_Stored dataset items:_
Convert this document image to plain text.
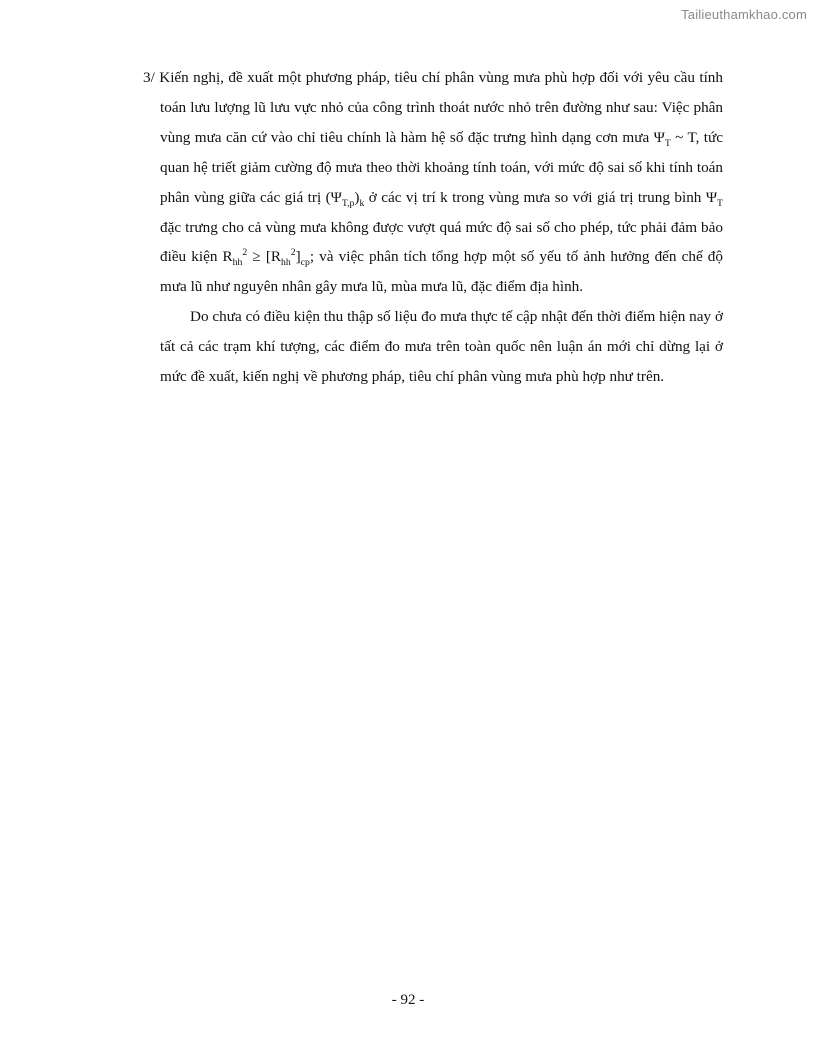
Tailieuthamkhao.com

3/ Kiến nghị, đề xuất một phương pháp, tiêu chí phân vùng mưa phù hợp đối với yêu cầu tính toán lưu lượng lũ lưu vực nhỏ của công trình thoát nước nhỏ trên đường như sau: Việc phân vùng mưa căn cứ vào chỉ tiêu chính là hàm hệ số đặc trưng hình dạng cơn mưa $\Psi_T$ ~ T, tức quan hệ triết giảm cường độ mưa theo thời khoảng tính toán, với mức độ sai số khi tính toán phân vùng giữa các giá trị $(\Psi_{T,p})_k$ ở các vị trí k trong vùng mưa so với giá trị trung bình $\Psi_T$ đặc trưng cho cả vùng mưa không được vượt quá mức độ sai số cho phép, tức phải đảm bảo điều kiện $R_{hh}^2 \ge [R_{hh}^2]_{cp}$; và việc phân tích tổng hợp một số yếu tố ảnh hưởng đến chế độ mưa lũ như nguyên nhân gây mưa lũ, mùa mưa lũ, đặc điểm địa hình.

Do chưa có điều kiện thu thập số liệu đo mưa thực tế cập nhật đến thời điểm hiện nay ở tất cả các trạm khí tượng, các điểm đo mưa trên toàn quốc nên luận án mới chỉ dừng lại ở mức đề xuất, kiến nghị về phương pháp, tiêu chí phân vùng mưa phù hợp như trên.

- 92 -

_What is being asked:_
Transcribe each line above verbatim, with the pictures left out.

_Reply to the exercise:_
Convert this document image to plain text.
Tailieuthamkhao.com

3/ Kiến nghị, đề xuất một phương pháp, tiêu chí phân vùng mưa phù hợp đối với yêu cầu tính toán lưu lượng lũ lưu vực nhỏ của công trình thoát nước nhỏ trên đường như sau: Việc phân vùng mưa căn cứ vào chỉ tiêu chính là hàm hệ số đặc trưng hình dạng cơn mưa $\Psi_T$ ~ T, tức quan hệ triết giảm cường độ mưa theo thời khoảng tính toán, với mức độ sai số khi tính toán phân vùng giữa các giá trị $(\Psi_{T,p})_k$ ở các vị trí k trong vùng mưa so với giá trị trung bình $\Psi_T$ đặc trưng cho cả vùng mưa không được vượt quá mức độ sai số cho phép, tức phải đảm bảo điều kiện $R_{hh}^2 \ge [R_{hh}^2]_{cp}$; và việc phân tích tổng hợp một số yếu tố ảnh hưởng đến chế độ mưa lũ như nguyên nhân gây mưa lũ, mùa mưa lũ, đặc điểm địa hình.

Do chưa có điều kiện thu thập số liệu đo mưa thực tế cập nhật đến thời điểm hiện nay ở tất cả các trạm khí tượng, các điểm đo mưa trên toàn quốc nên luận án mới chỉ dừng lại ở mức đề xuất, kiến nghị về phương pháp, tiêu chí phân vùng mưa phù hợp như trên.

- 92 -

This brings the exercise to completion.